• **Exercise requirements**
Say how many lines hold the string "this", and nothing more.

Dataset items:
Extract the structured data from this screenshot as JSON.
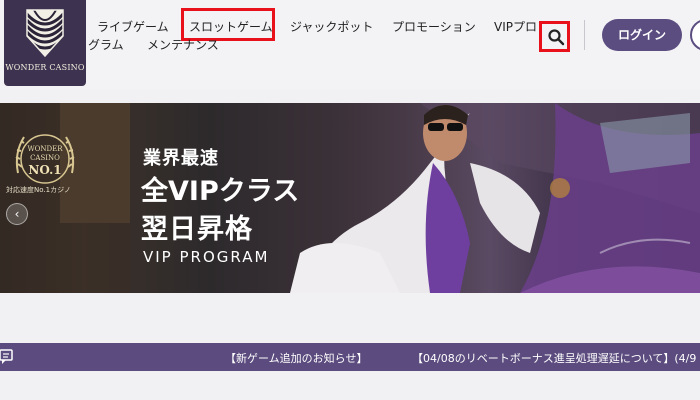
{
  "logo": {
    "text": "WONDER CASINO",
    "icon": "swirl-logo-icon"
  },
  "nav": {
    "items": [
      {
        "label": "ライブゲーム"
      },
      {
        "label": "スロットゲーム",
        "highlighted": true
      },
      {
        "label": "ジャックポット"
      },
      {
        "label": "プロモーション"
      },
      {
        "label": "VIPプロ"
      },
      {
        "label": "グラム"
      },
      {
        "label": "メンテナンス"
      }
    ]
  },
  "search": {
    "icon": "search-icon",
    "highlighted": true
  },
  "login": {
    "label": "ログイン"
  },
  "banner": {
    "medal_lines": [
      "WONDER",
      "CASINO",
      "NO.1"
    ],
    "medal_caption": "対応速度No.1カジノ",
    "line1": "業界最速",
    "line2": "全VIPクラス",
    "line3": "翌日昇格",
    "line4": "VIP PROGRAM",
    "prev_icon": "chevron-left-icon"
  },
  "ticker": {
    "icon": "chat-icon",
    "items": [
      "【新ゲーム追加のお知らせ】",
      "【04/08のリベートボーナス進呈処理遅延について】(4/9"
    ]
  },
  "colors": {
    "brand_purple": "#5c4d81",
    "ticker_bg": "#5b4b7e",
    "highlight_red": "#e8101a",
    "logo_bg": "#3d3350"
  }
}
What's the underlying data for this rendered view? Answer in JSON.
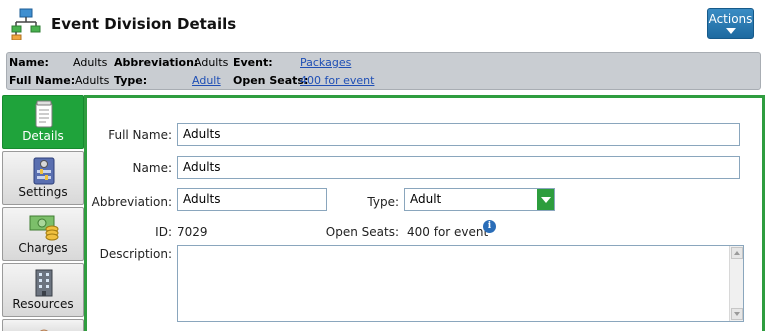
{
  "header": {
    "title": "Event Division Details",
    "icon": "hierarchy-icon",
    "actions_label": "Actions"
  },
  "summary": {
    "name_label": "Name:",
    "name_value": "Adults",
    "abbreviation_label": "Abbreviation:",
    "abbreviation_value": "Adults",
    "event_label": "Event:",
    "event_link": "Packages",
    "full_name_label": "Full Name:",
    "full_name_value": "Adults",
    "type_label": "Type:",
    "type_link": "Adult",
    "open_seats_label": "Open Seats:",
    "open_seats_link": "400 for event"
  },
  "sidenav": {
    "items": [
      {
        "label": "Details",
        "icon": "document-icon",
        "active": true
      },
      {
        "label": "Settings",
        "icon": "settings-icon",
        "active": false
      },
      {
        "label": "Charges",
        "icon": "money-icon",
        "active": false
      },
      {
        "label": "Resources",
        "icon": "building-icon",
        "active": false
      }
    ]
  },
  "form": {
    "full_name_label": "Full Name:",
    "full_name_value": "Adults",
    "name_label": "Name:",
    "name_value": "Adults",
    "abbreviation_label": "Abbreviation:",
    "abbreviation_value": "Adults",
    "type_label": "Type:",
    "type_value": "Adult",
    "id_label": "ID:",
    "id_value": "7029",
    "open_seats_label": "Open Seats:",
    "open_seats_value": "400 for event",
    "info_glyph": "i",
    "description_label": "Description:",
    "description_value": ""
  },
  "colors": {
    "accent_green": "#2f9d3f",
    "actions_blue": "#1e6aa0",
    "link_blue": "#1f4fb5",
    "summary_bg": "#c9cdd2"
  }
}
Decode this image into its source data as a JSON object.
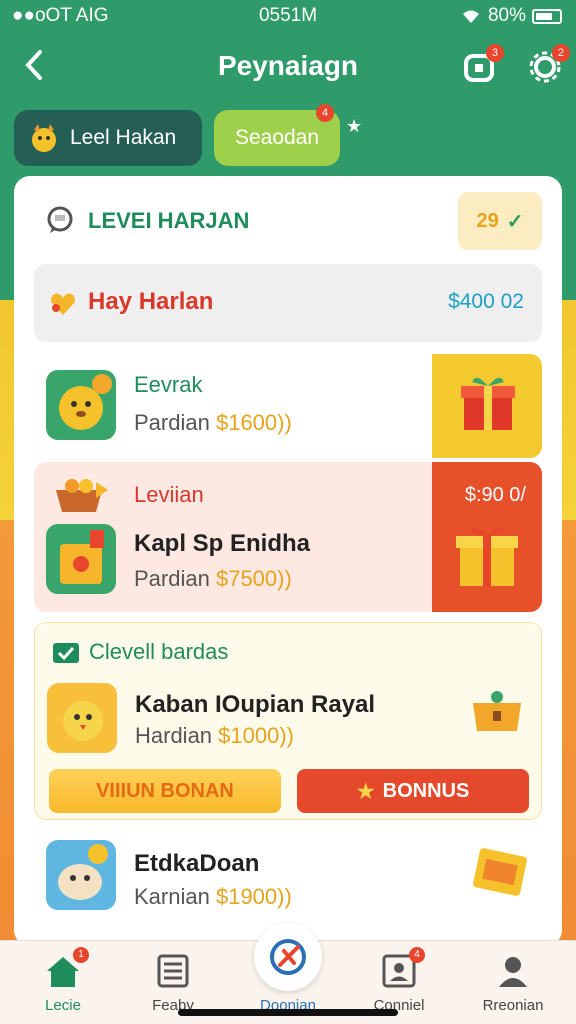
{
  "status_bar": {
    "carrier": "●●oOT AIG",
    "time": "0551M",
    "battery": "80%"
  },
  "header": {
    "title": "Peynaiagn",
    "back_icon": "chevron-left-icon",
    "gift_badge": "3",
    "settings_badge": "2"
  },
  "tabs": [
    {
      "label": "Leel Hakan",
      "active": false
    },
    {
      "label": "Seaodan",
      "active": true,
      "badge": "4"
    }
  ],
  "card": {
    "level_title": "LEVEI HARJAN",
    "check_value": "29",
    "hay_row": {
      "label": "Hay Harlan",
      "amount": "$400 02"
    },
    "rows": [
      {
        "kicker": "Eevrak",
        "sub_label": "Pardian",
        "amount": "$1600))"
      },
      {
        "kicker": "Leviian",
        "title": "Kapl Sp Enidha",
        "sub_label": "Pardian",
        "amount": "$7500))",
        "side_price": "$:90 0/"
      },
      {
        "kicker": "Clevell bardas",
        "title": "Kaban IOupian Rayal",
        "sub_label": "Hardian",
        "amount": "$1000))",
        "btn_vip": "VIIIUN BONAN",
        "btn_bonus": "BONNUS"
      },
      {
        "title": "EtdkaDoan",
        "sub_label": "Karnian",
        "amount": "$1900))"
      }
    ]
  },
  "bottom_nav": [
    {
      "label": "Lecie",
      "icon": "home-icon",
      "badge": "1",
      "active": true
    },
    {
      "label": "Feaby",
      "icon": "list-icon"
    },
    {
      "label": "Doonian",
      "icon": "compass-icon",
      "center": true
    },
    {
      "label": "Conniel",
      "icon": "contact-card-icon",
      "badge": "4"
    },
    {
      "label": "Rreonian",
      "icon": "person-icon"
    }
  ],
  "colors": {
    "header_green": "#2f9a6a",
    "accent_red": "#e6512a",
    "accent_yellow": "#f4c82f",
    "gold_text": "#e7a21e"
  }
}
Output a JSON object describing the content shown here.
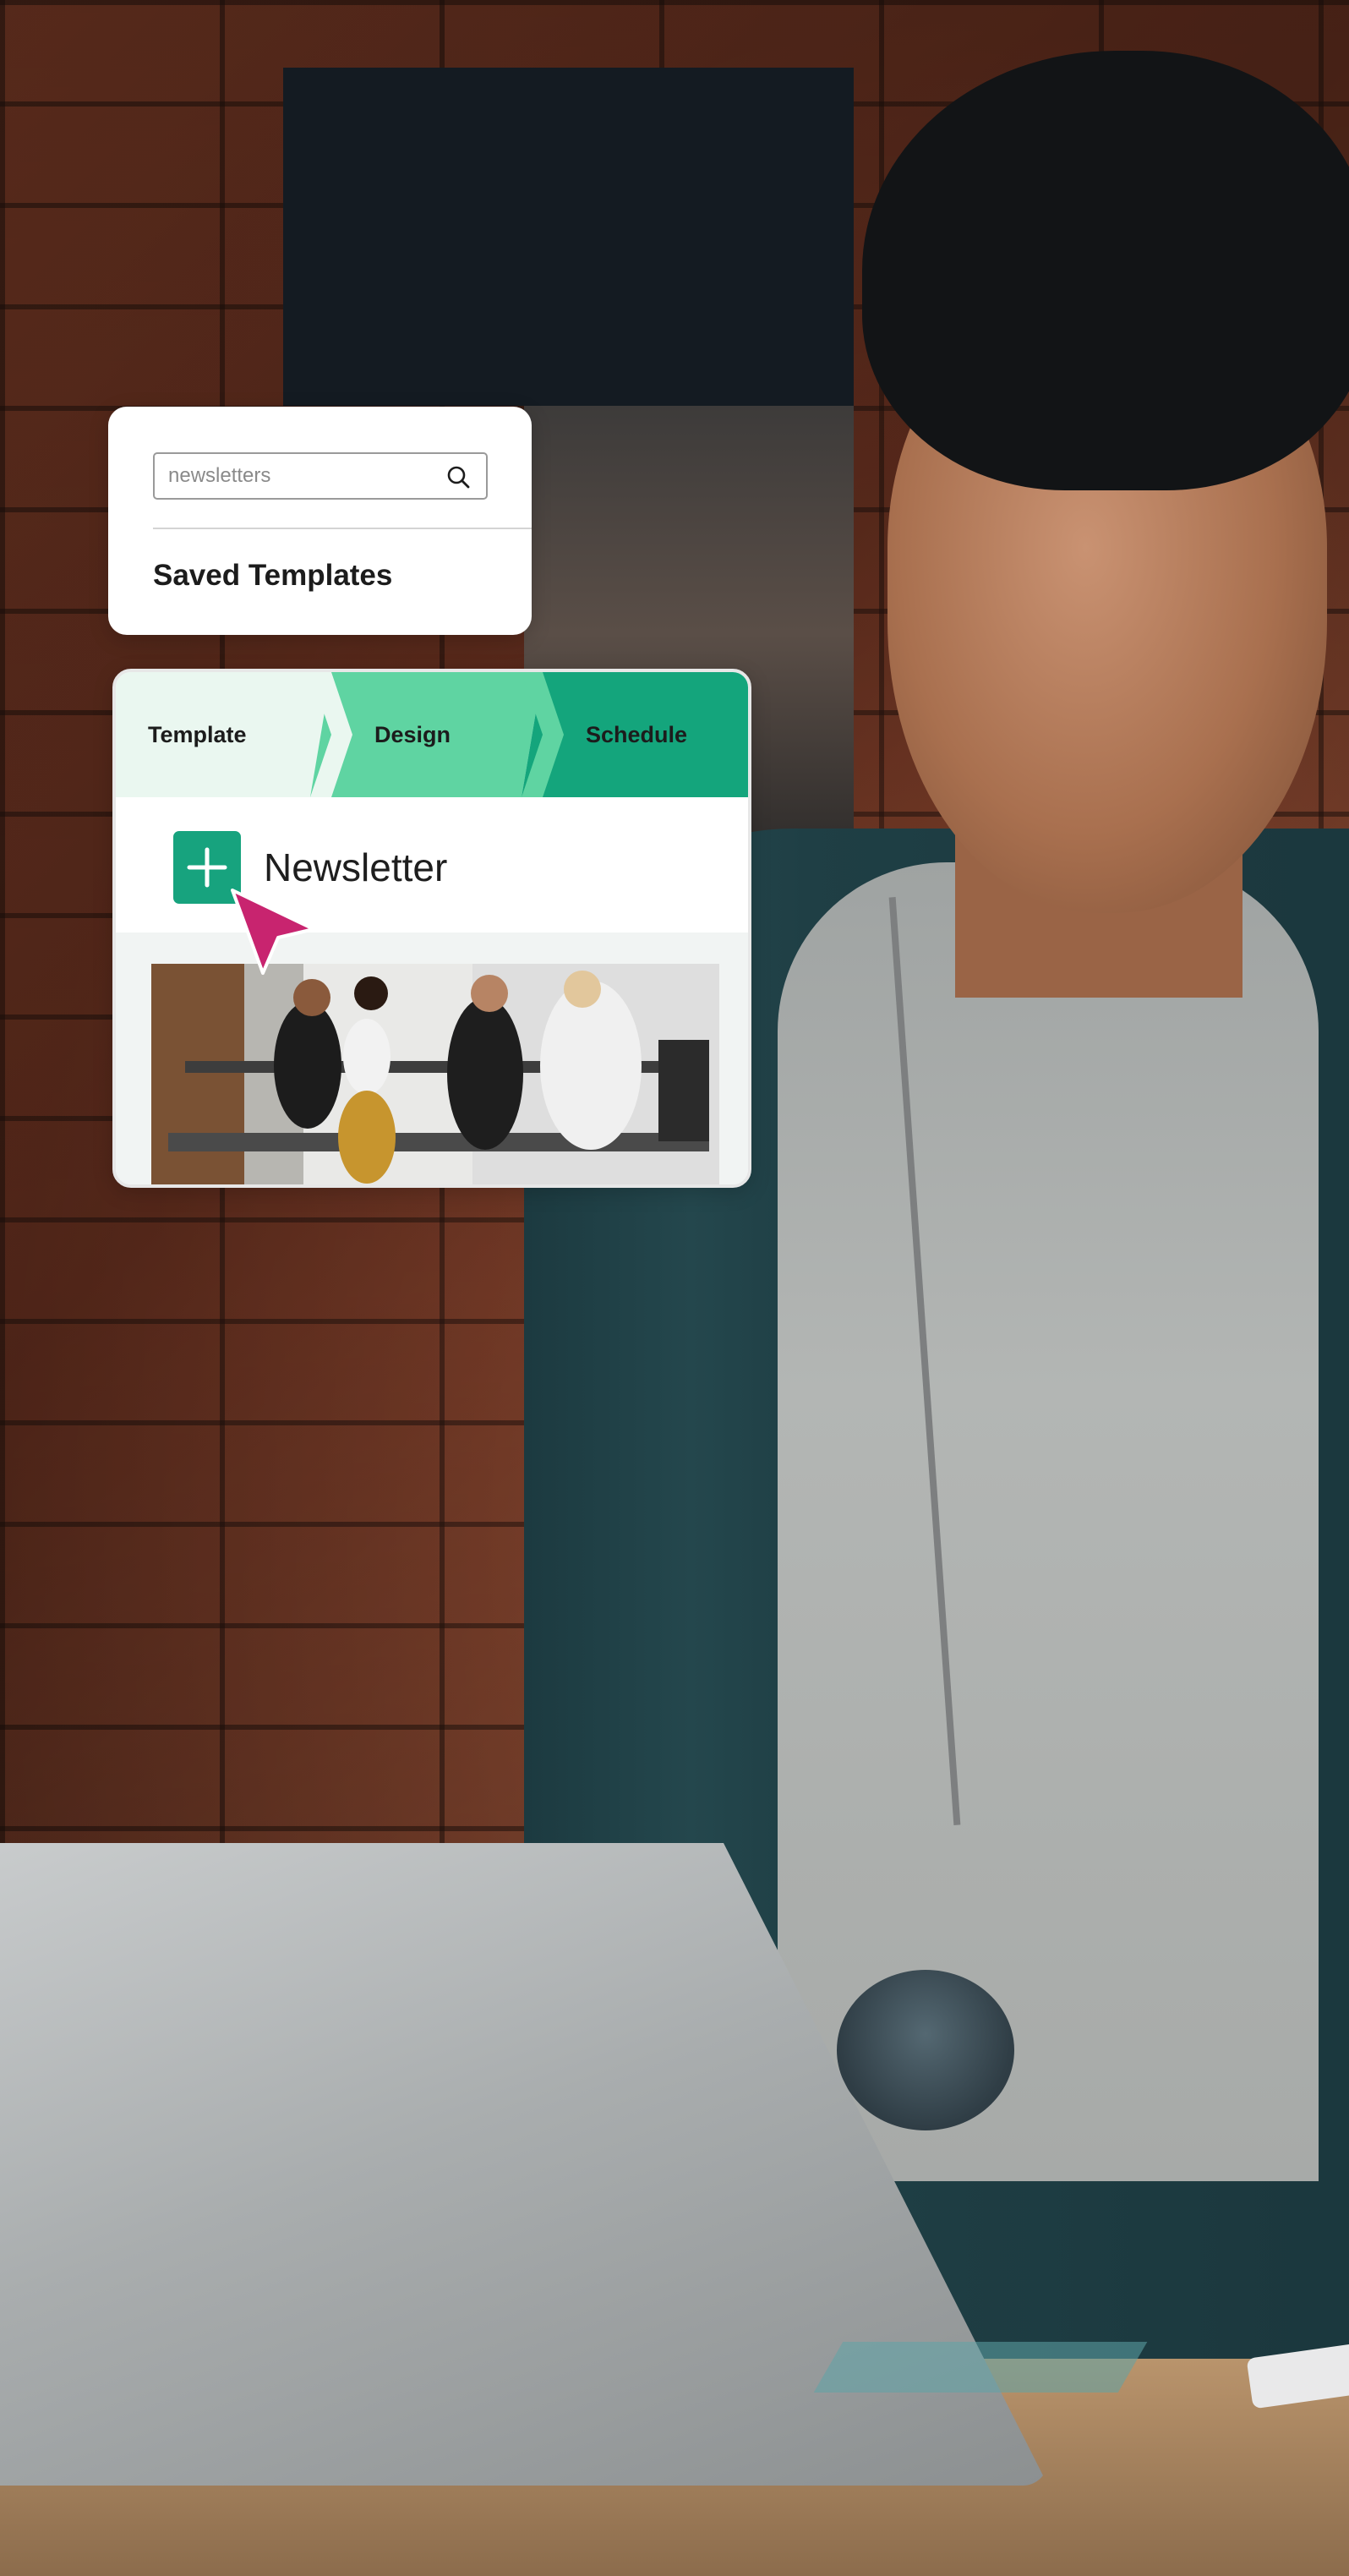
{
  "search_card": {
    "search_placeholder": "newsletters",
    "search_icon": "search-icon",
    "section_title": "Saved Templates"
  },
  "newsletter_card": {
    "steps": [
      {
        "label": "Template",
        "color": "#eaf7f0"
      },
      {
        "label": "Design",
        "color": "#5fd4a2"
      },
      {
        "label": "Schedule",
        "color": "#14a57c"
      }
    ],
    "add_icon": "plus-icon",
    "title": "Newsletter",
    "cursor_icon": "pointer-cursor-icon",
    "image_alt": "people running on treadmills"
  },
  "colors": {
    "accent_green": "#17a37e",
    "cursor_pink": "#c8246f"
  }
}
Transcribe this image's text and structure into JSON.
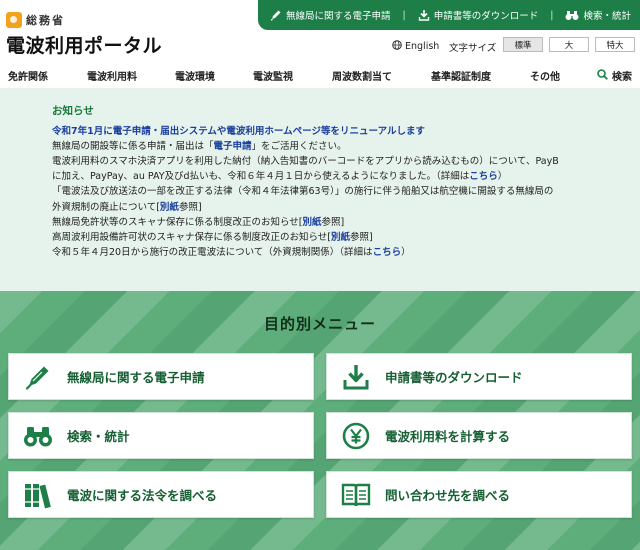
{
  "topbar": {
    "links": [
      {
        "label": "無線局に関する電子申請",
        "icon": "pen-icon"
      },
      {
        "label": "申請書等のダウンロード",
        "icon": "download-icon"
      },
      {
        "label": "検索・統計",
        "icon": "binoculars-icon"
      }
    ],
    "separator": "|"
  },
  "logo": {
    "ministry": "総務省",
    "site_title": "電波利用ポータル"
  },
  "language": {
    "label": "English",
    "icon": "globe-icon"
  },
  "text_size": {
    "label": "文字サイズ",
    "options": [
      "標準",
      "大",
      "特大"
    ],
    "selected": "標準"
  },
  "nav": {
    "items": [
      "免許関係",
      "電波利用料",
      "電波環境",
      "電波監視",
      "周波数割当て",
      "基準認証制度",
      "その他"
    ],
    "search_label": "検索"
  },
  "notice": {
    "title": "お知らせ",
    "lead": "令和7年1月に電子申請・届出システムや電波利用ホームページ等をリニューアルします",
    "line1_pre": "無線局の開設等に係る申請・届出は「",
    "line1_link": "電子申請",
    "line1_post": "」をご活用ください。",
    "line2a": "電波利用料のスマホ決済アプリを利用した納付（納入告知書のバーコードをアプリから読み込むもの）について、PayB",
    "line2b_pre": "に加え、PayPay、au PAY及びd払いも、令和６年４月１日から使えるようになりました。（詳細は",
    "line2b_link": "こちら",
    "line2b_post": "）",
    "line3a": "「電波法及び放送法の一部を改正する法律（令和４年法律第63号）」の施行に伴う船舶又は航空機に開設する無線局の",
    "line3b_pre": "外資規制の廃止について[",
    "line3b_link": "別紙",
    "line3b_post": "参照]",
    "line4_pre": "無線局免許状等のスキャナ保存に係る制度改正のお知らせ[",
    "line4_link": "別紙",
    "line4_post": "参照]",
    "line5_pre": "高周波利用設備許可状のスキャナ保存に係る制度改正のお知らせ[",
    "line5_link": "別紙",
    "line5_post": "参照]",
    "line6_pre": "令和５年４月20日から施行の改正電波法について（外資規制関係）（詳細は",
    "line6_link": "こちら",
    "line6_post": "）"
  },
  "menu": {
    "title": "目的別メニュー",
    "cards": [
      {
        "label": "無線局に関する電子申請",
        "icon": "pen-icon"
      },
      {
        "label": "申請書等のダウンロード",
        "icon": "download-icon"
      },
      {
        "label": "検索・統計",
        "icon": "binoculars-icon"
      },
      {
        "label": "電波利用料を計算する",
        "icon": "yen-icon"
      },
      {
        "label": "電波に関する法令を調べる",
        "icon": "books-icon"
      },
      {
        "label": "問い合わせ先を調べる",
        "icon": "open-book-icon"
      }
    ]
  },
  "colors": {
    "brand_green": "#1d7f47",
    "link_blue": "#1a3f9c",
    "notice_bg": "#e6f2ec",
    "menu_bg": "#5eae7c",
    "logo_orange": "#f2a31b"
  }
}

• **Worked answer**
4